▸ **SOAL YANG DIBERIKAN A**
Jawablah pertanyaan berikut berdasarkan teks tentang sistem ekonomi Islam.
(i) Apa istilah Arab untuk cara memperoleh kepemilikan harta kekayaan?
(ii) Pihak mana yang wajib mengelola hak milik umum, dan kepada siapa manfaatnya wajib dikembalikan?
(iii) Sedekah dan hadiah termasuk ke dalam jenis nafkah apa?
▸ **SOAL YANG DIBERIKAN B**
Sebutkan semua jenis pemilikan yang diuraikan dalam teks tentang sistem ekonomi Islam.
▸ **SOAL YANG DIBERIKAN C**
Kembalikan bagian teks tentang sistem ekonomi Islam tanpa perubahan, dimulai dari "Kedua : Cara" dan berlanjut hingga "1) Pembelanjaan Harta (Infaqul Mal)".

▸ **TEKS TERPILIH**

__
Sistem Ekonomi Islam (an-nizham al-iqtishadi) mencakup pembahasan yang menjelaskan 3 pokok besar yaitu :
- Bagaimana cara memperoleh kepemilikan harta kekayaan (al-milkiyah)?
- Bagaimana pengelolaan kepemilikan harta kekayaan yang telah dimiliki (tasharruf fil milkiyah)?
- Bagaimana cara edaran kekayaan tersebut di tengah-tengah masyarakat (tauzi’ul tsarwah bayna an-naas)?
Baca juga Pengertian Sistem Ekonomi Islam serta 12 Prinsip Penting Ekonomi Islam
Pertama : Cara Pemilikan Harta Dalam Islam (Al-Milkiyah)
Sistem Ekonomi Islam berbeda dengan sistem ekonomi konvensional buatan manusia. Sistem ekonomi Islam adalah sempurna kerana berasal dari wahyu, dan dari segi pemilikan, ia menerangkan kepada kita bahawa terdapat tiga jenis pemilikan:-
- Hak Milik Umum: meliputi mineral-mineral , bahan tambang, air , gas , udara dan lain-lainnya sebagainya yang didapati sama ada di dalam perut bumi atau di atasnya, termasuk juga segala bentuk tenaga dan intensif tenaga serta industri-industri berat. Semua ini merupakan hak milik umum dan wajib dikelola oleh negara dengan anfaatnya wajib dikembalikan kepada rakyat
- Hak Milik Negara meliputi segala bentuk pembayaran yang dipungut oleh negara secara legal dan syar’ie dari warganegara, bersama dengan perolehan dari pertanian, perdagangan dan aktivitas industri, di luar dari lingkungan pemilikan umum di atas. Negara membelanjakan hasil-hasilnya tersebut untuk kemaslahatan negara dan rakyat
- Hak Milik Individu: selain dari kedua jenis pemilikan di atas, harta-harta lain boleh dimiliki oleh individu secara syar’ie dan setiap individu itu perlu membelanjakannya secara syar’ie juga.
Kedua : Cara Pengelolaan Kepemilikan (At-Tasharruf Fi Al Milkiyah)
Secara dasarnya, pengelolaan kepemilikan harta kekayaan yang telah dimiliki mencakup dua kegiatan, yakni :
1) Pembelanjaan Harta (Infaqul Mal)
Pembelanjaan harta (infaqul mal) adalah pemberian harta kekayaan yang telah dimiliki. Dalam pembelanjaan harta milik individu yang ada, Islam memberikan tuntunan bahawa harta tersebut haruslah dimanfaatkan untuk :
- nafkah wajib seperti nafkah keluarga, infak di jalan Allah, membayar zakat, dan lain-lain.
- nafkah sunnah seperti sedekah, hadiah dan lain-lain.
- Baru kemudian dimanfaatkan untuk hal-hal yang mubah (harus).
- Dan hendaknya harta tersebut tidak dimanfaatkan untuk sesuatu yang terlarang seperti untuk membeli barang-barang yang haram seperti minuman keras, babi, dan lain-lain.

[Daftar koordinat kotak]
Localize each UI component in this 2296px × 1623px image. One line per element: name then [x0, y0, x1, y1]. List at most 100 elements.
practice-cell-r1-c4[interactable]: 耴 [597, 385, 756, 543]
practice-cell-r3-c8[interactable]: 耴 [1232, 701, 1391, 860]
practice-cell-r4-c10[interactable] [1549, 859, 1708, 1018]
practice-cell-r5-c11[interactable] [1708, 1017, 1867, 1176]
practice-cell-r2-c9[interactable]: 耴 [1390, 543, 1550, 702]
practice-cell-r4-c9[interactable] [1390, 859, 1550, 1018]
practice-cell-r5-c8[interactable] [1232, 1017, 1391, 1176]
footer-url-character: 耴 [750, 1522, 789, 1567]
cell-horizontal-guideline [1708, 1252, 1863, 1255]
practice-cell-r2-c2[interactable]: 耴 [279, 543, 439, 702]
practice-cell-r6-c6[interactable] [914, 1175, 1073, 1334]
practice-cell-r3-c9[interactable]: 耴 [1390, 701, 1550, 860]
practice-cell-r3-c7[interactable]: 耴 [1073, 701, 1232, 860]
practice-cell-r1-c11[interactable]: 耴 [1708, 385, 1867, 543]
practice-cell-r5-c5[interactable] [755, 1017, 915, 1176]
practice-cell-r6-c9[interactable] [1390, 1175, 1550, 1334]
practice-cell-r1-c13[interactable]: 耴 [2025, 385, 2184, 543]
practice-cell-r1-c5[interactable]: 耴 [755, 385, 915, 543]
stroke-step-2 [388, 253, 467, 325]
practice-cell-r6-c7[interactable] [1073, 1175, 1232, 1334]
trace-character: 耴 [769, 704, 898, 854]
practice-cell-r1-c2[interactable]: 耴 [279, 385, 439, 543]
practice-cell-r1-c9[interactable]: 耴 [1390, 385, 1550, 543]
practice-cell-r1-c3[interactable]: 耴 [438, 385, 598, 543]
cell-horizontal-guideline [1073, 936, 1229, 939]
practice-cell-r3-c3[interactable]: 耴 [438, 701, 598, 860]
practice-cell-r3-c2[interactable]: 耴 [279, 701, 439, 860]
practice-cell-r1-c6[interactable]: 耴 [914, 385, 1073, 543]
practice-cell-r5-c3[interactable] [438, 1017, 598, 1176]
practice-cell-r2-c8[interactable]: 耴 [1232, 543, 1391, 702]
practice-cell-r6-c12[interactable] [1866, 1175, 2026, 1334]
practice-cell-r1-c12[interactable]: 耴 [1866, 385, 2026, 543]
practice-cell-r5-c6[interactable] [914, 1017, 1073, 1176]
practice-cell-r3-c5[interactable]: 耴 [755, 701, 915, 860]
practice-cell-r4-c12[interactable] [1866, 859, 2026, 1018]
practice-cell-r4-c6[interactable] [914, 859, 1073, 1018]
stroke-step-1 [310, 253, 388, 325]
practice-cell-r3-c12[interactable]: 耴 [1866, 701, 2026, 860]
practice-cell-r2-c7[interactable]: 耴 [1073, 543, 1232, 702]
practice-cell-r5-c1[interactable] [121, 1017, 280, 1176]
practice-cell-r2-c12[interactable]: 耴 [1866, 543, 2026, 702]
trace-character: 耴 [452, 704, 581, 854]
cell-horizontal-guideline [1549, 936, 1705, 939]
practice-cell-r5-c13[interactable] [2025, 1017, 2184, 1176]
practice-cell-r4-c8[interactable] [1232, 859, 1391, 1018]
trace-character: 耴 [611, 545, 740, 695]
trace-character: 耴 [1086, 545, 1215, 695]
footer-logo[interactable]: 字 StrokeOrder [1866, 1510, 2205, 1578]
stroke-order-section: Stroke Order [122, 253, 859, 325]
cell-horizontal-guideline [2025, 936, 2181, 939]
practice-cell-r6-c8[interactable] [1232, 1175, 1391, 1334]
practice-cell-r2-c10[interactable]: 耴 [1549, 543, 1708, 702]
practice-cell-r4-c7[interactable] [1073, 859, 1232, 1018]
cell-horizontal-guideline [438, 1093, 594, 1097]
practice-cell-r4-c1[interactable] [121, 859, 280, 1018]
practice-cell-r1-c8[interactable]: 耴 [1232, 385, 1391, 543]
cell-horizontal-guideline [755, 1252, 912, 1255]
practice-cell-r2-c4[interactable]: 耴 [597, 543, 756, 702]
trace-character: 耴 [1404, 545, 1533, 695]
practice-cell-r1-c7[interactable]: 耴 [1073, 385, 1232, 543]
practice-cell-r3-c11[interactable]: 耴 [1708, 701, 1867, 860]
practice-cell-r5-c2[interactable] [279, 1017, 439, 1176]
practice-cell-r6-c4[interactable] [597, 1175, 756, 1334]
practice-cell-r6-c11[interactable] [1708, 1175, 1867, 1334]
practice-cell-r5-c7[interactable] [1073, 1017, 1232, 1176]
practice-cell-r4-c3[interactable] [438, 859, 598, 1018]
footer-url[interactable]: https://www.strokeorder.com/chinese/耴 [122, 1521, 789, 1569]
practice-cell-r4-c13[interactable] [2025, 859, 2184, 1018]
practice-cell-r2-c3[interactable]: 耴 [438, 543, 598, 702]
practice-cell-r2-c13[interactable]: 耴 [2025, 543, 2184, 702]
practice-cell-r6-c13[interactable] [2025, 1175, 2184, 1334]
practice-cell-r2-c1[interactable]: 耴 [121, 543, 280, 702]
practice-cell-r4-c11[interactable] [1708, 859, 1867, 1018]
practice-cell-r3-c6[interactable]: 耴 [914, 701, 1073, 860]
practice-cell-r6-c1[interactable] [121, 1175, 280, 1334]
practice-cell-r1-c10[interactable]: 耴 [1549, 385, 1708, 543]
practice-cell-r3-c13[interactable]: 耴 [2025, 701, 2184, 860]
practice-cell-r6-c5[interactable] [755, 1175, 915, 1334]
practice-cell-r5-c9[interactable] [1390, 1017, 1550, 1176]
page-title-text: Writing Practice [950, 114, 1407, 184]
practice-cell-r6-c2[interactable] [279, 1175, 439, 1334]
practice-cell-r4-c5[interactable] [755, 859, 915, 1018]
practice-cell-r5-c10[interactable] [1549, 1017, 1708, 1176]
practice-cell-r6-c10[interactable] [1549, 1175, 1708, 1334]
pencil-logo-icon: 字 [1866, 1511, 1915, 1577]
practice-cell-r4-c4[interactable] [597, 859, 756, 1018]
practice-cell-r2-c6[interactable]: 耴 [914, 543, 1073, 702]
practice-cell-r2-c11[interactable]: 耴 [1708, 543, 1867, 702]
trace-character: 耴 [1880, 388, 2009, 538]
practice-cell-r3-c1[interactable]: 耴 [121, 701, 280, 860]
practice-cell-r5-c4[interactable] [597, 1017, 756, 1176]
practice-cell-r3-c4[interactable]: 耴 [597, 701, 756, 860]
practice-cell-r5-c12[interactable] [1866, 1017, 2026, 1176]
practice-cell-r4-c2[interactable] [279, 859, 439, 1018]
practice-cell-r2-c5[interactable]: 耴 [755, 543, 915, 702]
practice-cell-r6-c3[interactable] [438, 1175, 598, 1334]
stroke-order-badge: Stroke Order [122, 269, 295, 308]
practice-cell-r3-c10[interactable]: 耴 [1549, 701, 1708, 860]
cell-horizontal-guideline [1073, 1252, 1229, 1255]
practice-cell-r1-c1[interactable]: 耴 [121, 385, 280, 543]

▸ **JAWABAN AKHIR A**
(i) Al-milkiyah.
(ii) Negara wajib mengelolanya, dan manfaatnya wajib dikembalikan kepada rakyat.
(iii) Nafkah sunnah.

▸ **JAWABAN AKHIR B**
- Hak Milik Umum
- Hak Milik Negara
- Hak Milik Individu

▸ **JAWABAN AKHIR C**
Kedua : Cara Pengelolaan Kepemilikan (At-Tasharruf Fi Al Milkiyah)
Secara dasarnya, pengelolaan kepemilikan harta kekayaan yang telah dimiliki mencakup dua kegiatan, yakni :
1) Pembelanjaan Harta (Infaqul Mal)